### Data for processing ###

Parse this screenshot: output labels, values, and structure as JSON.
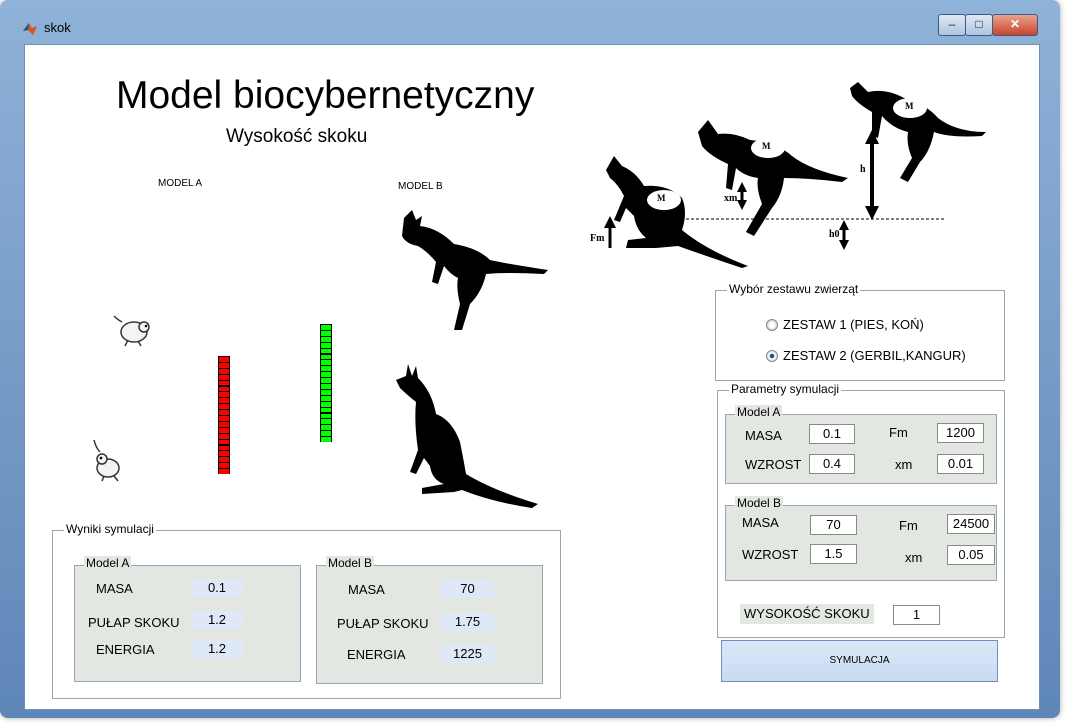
{
  "window": {
    "title": "skok"
  },
  "main": {
    "title": "Model biocybernetyczny",
    "subtitle": "Wysokość skoku",
    "model_a_label": "MODEL A",
    "model_b_label": "MODEL B",
    "bar_a": {
      "segments": 20,
      "lit": 20,
      "color": "#ff0000"
    },
    "bar_b": {
      "segments": 20,
      "lit": 20,
      "color": "#00ff00"
    }
  },
  "diagram": {
    "mass_label": "M",
    "fm_label": "Fm",
    "xm_label": "xm",
    "h0_label": "h0",
    "h_label": "h"
  },
  "animal_set": {
    "title": "Wybór zestawu zwierząt",
    "options": [
      {
        "label": "ZESTAW 1 (PIES, KOŃ)",
        "selected": false
      },
      {
        "label": "ZESTAW 2 (GERBIL,KANGUR)",
        "selected": true
      }
    ]
  },
  "params": {
    "title": "Parametry symulacji",
    "model_a": {
      "title": "Model A",
      "masa_label": "MASA",
      "masa": "0.1",
      "fm_label": "Fm",
      "fm": "1200",
      "wzrost_label": "WZROST",
      "wzrost": "0.4",
      "xm_label": "xm",
      "xm": "0.01"
    },
    "model_b": {
      "title": "Model B",
      "masa_label": "MASA",
      "masa": "70",
      "fm_label": "Fm",
      "fm": "24500",
      "wzrost_label": "WZROST",
      "wzrost": "1.5",
      "xm_label": "xm",
      "xm": "0.05"
    },
    "jump_label": "WYSOKOŚĆ SKOKU",
    "jump_value": "1"
  },
  "results": {
    "title": "Wyniki symulacji",
    "model_a": {
      "title": "Model A",
      "masa_label": "MASA",
      "masa": "0.1",
      "pulap_label": "PUŁAP SKOKU",
      "pulap": "1.2",
      "energia_label": "ENERGIA",
      "energia": "1.2"
    },
    "model_b": {
      "title": "Model B",
      "masa_label": "MASA",
      "masa": "70",
      "pulap_label": "PUŁAP SKOKU",
      "pulap": "1.75",
      "energia_label": "ENERGIA",
      "energia": "1225"
    }
  },
  "buttons": {
    "simulate": "SYMULACJA",
    "minimize": "–",
    "maximize": "□",
    "close": "✕"
  }
}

###

Repeat the data exactly in full, omitting its pictures.

Parse this screenshot: output labels, values, and structure as JSON.
{
  "window": {
    "title": "skok"
  },
  "main": {
    "title": "Model biocybernetyczny",
    "subtitle": "Wysokość skoku",
    "model_a_label": "MODEL A",
    "model_b_label": "MODEL B",
    "bar_a": {
      "segments": 20,
      "lit": 20,
      "color": "#ff0000"
    },
    "bar_b": {
      "segments": 20,
      "lit": 20,
      "color": "#00ff00"
    }
  },
  "diagram": {
    "mass_label": "M",
    "fm_label": "Fm",
    "xm_label": "xm",
    "h0_label": "h0",
    "h_label": "h"
  },
  "animal_set": {
    "title": "Wybór zestawu zwierząt",
    "options": [
      {
        "label": "ZESTAW 1 (PIES, KOŃ)",
        "selected": false
      },
      {
        "label": "ZESTAW 2 (GERBIL,KANGUR)",
        "selected": true
      }
    ]
  },
  "params": {
    "title": "Parametry symulacji",
    "model_a": {
      "title": "Model A",
      "masa_label": "MASA",
      "masa": "0.1",
      "fm_label": "Fm",
      "fm": "1200",
      "wzrost_label": "WZROST",
      "wzrost": "0.4",
      "xm_label": "xm",
      "xm": "0.01"
    },
    "model_b": {
      "title": "Model B",
      "masa_label": "MASA",
      "masa": "70",
      "fm_label": "Fm",
      "fm": "24500",
      "wzrost_label": "WZROST",
      "wzrost": "1.5",
      "xm_label": "xm",
      "xm": "0.05"
    },
    "jump_label": "WYSOKOŚĆ SKOKU",
    "jump_value": "1"
  },
  "results": {
    "title": "Wyniki symulacji",
    "model_a": {
      "title": "Model A",
      "masa_label": "MASA",
      "masa": "0.1",
      "pulap_label": "PUŁAP SKOKU",
      "pulap": "1.2",
      "energia_label": "ENERGIA",
      "energia": "1.2"
    },
    "model_b": {
      "title": "Model B",
      "masa_label": "MASA",
      "masa": "70",
      "pulap_label": "PUŁAP SKOKU",
      "pulap": "1.75",
      "energia_label": "ENERGIA",
      "energia": "1225"
    }
  },
  "buttons": {
    "simulate": "SYMULACJA",
    "minimize": "–",
    "maximize": "□",
    "close": "✕"
  }
}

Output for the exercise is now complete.